Give again only what runs from the line with "Give me the" to the final line of the entries below, exactly as written and without pictures.

========================

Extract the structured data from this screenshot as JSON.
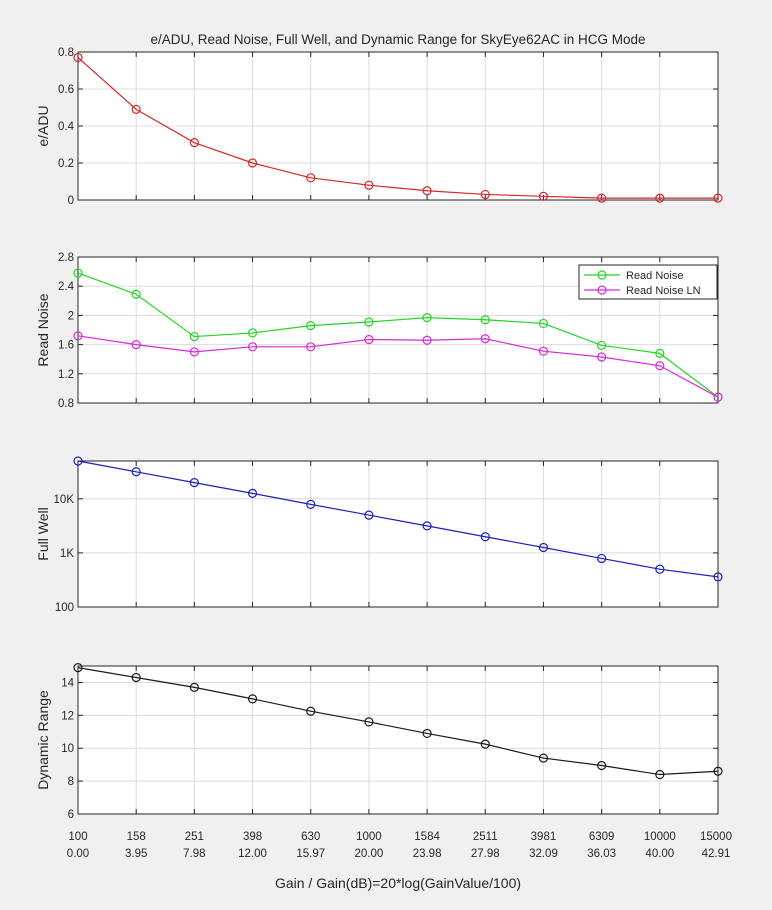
{
  "figure_title": "e/ADU, Read Noise, Full Well, and Dynamic Range for SkyEye62AC in HCG Mode",
  "xlabel": "Gain / Gain(dB)=20*log(GainValue/100)",
  "x_tick_gain": [
    "100",
    "158",
    "251",
    "398",
    "630",
    "1000",
    "1584",
    "2511",
    "3981",
    "6309",
    "10000",
    "15000"
  ],
  "x_tick_db": [
    "0.00",
    "3.95",
    "7.98",
    "12.00",
    "15.97",
    "20.00",
    "23.98",
    "27.98",
    "32.09",
    "36.03",
    "40.00",
    "42.91"
  ],
  "chart_data": [
    {
      "type": "line",
      "title": "e/ADU, Read Noise, Full Well, and Dynamic Range for SkyEye62AC in HCG Mode",
      "ylabel": "e/ADU",
      "x": [
        100,
        158,
        251,
        398,
        630,
        1000,
        1584,
        2511,
        3981,
        6309,
        10000,
        15000
      ],
      "ylim": [
        0,
        0.8
      ],
      "yticks": [
        0,
        0.2,
        0.4,
        0.6,
        0.8
      ],
      "ytick_labels": [
        "0",
        "0.2",
        "0.4",
        "0.6",
        "0.8"
      ],
      "yscale": "linear",
      "grid": true,
      "series": [
        {
          "color": "#d62728",
          "marker": "circle",
          "values": [
            0.77,
            0.49,
            0.31,
            0.2,
            0.12,
            0.08,
            0.05,
            0.03,
            0.02,
            0.01,
            0.01,
            0.01
          ]
        }
      ]
    },
    {
      "type": "line",
      "ylabel": "Read Noise",
      "x": [
        100,
        158,
        251,
        398,
        630,
        1000,
        1584,
        2511,
        3981,
        6309,
        10000,
        15000
      ],
      "ylim": [
        0.8,
        2.8
      ],
      "yticks": [
        0.8,
        1.2,
        1.6,
        2.0,
        2.4,
        2.8
      ],
      "ytick_labels": [
        "0.8",
        "1.2",
        "1.6",
        "2",
        "2.4",
        "2.8"
      ],
      "yscale": "linear",
      "grid": true,
      "legend": "top-right",
      "series": [
        {
          "name": "Read Noise",
          "color": "#22d622",
          "marker": "circle",
          "values": [
            2.58,
            2.29,
            1.71,
            1.76,
            1.86,
            1.91,
            1.97,
            1.94,
            1.89,
            1.59,
            1.48,
            0.88
          ]
        },
        {
          "name": "Read Noise LN",
          "color": "#d62ad6",
          "marker": "circle",
          "values": [
            1.72,
            1.6,
            1.5,
            1.57,
            1.57,
            1.67,
            1.66,
            1.68,
            1.51,
            1.43,
            1.31,
            0.88
          ]
        }
      ]
    },
    {
      "type": "line",
      "ylabel": "Full Well",
      "x": [
        100,
        158,
        251,
        398,
        630,
        1000,
        1584,
        2511,
        3981,
        6309,
        10000,
        15000
      ],
      "ylim": [
        100,
        50000
      ],
      "yticks": [
        100,
        1000,
        10000
      ],
      "ytick_labels": [
        "100",
        "1K",
        "10K"
      ],
      "yscale": "log",
      "grid": true,
      "series": [
        {
          "color": "#1f1fbf",
          "marker": "circle",
          "values": [
            50000,
            31600,
            19900,
            12600,
            7900,
            5000,
            3160,
            1990,
            1260,
            790,
            500,
            360
          ]
        }
      ]
    },
    {
      "type": "line",
      "ylabel": "Dynamic Range",
      "x": [
        100,
        158,
        251,
        398,
        630,
        1000,
        1584,
        2511,
        3981,
        6309,
        10000,
        15000
      ],
      "ylim": [
        6,
        15
      ],
      "yticks": [
        6,
        8,
        10,
        12,
        14
      ],
      "ytick_labels": [
        "6",
        "8",
        "10",
        "12",
        "14"
      ],
      "yscale": "linear",
      "grid": true,
      "series": [
        {
          "color": "#1a1a1a",
          "marker": "circle",
          "values": [
            14.9,
            14.3,
            13.7,
            13.0,
            12.25,
            11.6,
            10.9,
            10.25,
            9.4,
            8.95,
            8.4,
            8.6
          ]
        }
      ]
    }
  ]
}
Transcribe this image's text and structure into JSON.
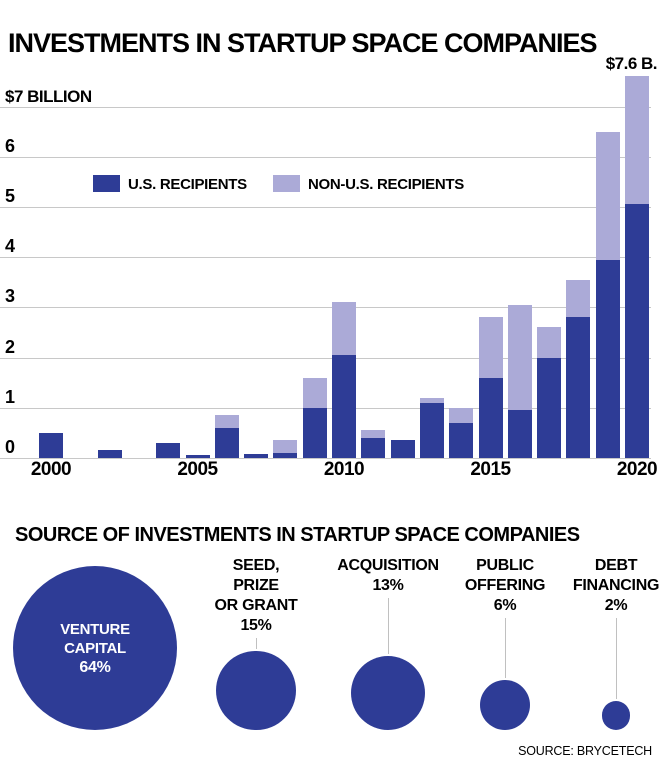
{
  "page": {
    "title": "INVESTMENTS IN STARTUP SPACE COMPANIES",
    "source": "SOURCE: BRYCETECH"
  },
  "colors": {
    "us": "#2e3c96",
    "non_us": "#abaad7",
    "grid": "#c8c8c8",
    "axis": "#7a7a7a",
    "connector": "#c0c0c0",
    "text": "#000000",
    "background": "#ffffff"
  },
  "legend": {
    "us_label": "U.S. RECIPIENTS",
    "non_us_label": "NON-U.S. RECIPIENTS"
  },
  "chart_data": [
    {
      "type": "bar",
      "stacked": true,
      "title": "INVESTMENTS IN STARTUP SPACE COMPANIES",
      "units": "billions of U.S. dollars",
      "x": [
        2000,
        2001,
        2002,
        2003,
        2004,
        2005,
        2006,
        2007,
        2008,
        2009,
        2010,
        2011,
        2012,
        2013,
        2014,
        2015,
        2016,
        2017,
        2018,
        2019,
        2020
      ],
      "series": [
        {
          "name": "U.S. RECIPIENTS",
          "color_key": "us",
          "values": [
            0.5,
            0,
            0.15,
            0,
            0.3,
            0.05,
            0.6,
            0.07,
            0.1,
            1.0,
            2.05,
            0.4,
            0.35,
            1.1,
            0.7,
            1.6,
            0.95,
            2.0,
            2.8,
            3.95,
            5.05
          ]
        },
        {
          "name": "NON-U.S. RECIPIENTS",
          "color_key": "non_us",
          "values": [
            0,
            0,
            0,
            0,
            0,
            0,
            0.25,
            0,
            0.25,
            0.6,
            1.05,
            0.15,
            0,
            0.1,
            0.3,
            1.2,
            2.1,
            0.6,
            0.75,
            2.55,
            2.55
          ]
        }
      ],
      "annotations": [
        {
          "text": "$7.6 B.",
          "x": 2020,
          "y": 7.6
        }
      ],
      "y_axis": {
        "ylim": [
          0,
          7.6
        ],
        "tick_values": [
          0,
          1,
          2,
          3,
          4,
          5,
          6,
          7
        ],
        "tick_labels": [
          "0",
          "1",
          "2",
          "3",
          "4",
          "5",
          "6",
          "$7 BILLION"
        ]
      },
      "x_ticks": [
        2000,
        2005,
        2010,
        2015,
        2020
      ],
      "grid": true,
      "legend_position": "upper-left-inside"
    },
    {
      "type": "bubble",
      "title": "SOURCE OF INVESTMENTS IN STARTUP SPACE COMPANIES",
      "units": "percent of total",
      "items": [
        {
          "name": "VENTURE CAPITAL",
          "label_lines": [
            "VENTURE",
            "CAPITAL"
          ],
          "pct": "64%",
          "value": 64,
          "text_inside": true
        },
        {
          "name": "SEED, PRIZE OR GRANT",
          "label_lines": [
            "SEED,",
            "PRIZE",
            "OR GRANT"
          ],
          "pct": "15%",
          "value": 15,
          "text_inside": false
        },
        {
          "name": "ACQUISITION",
          "label_lines": [
            "ACQUISITION"
          ],
          "pct": "13%",
          "value": 13,
          "text_inside": false
        },
        {
          "name": "PUBLIC OFFERING",
          "label_lines": [
            "PUBLIC",
            "OFFERING"
          ],
          "pct": "6%",
          "value": 6,
          "text_inside": false
        },
        {
          "name": "DEBT FINANCING",
          "label_lines": [
            "DEBT",
            "FINANCING"
          ],
          "pct": "2%",
          "value": 2,
          "text_inside": false
        }
      ]
    }
  ]
}
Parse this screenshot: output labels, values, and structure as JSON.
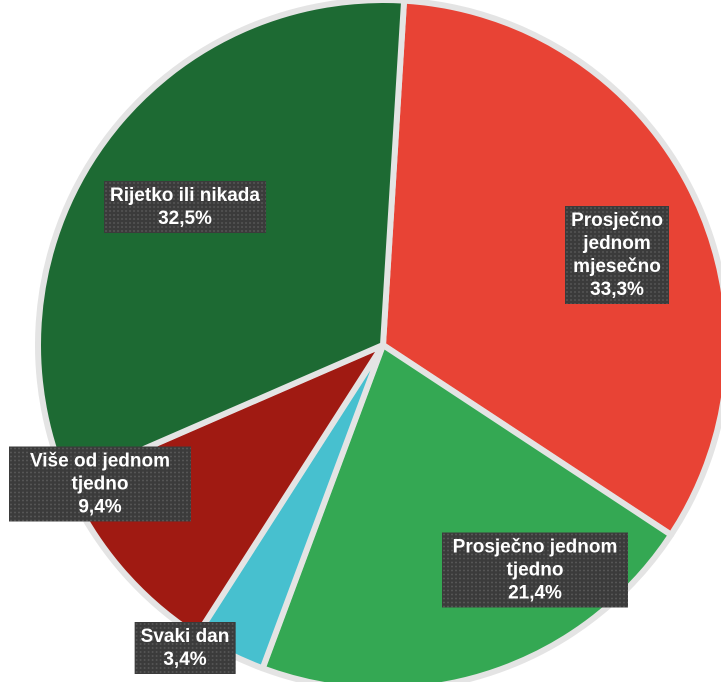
{
  "chart_data": {
    "type": "pie",
    "categories": [
      "Prosječno jednom mjesečno",
      "Prosječno jednom tjedno",
      "Svaki dan",
      "Više od jednom tjedno",
      "Rijetko ili nikada"
    ],
    "values": [
      33.3,
      21.4,
      3.4,
      9.4,
      32.5
    ],
    "value_labels": [
      "33,3%",
      "21,4%",
      "3,4%",
      "9,4%",
      "32,5%"
    ],
    "colors": [
      "#e84335",
      "#34a853",
      "#47c0cf",
      "#a01a12",
      "#1d6a33"
    ]
  }
}
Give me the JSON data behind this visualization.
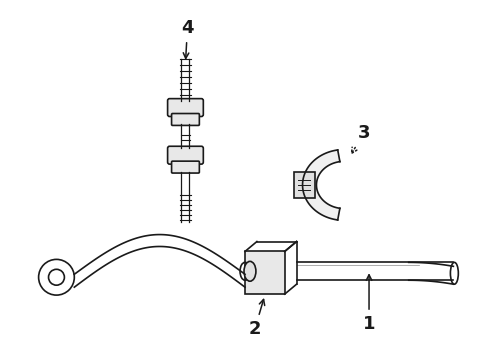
{
  "bg_color": "#ffffff",
  "line_color": "#1a1a1a",
  "label_color": "#1a1a1a",
  "fig_width": 4.9,
  "fig_height": 3.6,
  "dpi": 100,
  "label_fontsize": 13
}
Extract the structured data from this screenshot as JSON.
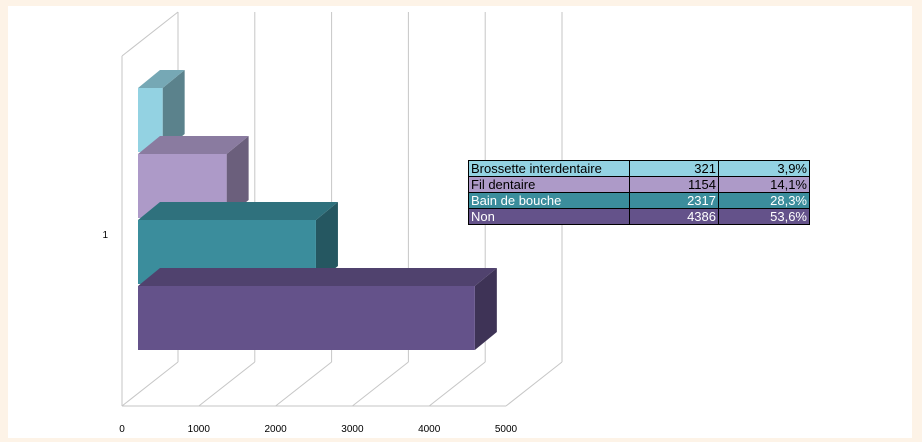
{
  "chart_data": {
    "type": "bar",
    "orientation": "horizontal",
    "style": "3d-stacked-offset",
    "categories": [
      "1"
    ],
    "series": [
      {
        "name": "Brossette interdentaire",
        "value": 321,
        "percent": "3,9%",
        "color": "#93d2e2"
      },
      {
        "name": "Fil dentaire",
        "value": 1154,
        "percent": "14,1%",
        "color": "#ad9ac8"
      },
      {
        "name": "Bain de bouche",
        "value": 2317,
        "percent": "28,3%",
        "color": "#3b8d9c"
      },
      {
        "name": "Non",
        "value": 4386,
        "percent": "53,6%",
        "color": "#64528a"
      }
    ],
    "xlim": [
      0,
      5000
    ],
    "x_ticks": [
      "0",
      "1000",
      "2000",
      "3000",
      "4000",
      "5000"
    ],
    "y_category_label": "1",
    "grid": true,
    "legend": "data-table"
  }
}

========================

◆ **SOLUTION TO THIS PROBLEM**
Give me the JSON data behind this visualization.
{
  "bg_color": "#ffffff",
  "line_color": "#1a1a1a",
  "label_color": "#1a1a1a",
  "fig_width": 4.9,
  "fig_height": 3.6,
  "dpi": 100,
  "label_fontsize": 13
}
Extract the structured data from this screenshot as JSON.
{
  "chart_data": {
    "type": "bar",
    "orientation": "horizontal",
    "style": "3d-stacked-offset",
    "categories": [
      "1"
    ],
    "series": [
      {
        "name": "Brossette interdentaire",
        "value": 321,
        "percent": "3,9%",
        "color": "#93d2e2"
      },
      {
        "name": "Fil dentaire",
        "value": 1154,
        "percent": "14,1%",
        "color": "#ad9ac8"
      },
      {
        "name": "Bain de bouche",
        "value": 2317,
        "percent": "28,3%",
        "color": "#3b8d9c"
      },
      {
        "name": "Non",
        "value": 4386,
        "percent": "53,6%",
        "color": "#64528a"
      }
    ],
    "xlim": [
      0,
      5000
    ],
    "x_ticks": [
      "0",
      "1000",
      "2000",
      "3000",
      "4000",
      "5000"
    ],
    "y_category_label": "1",
    "grid": true,
    "legend": "data-table"
  }
}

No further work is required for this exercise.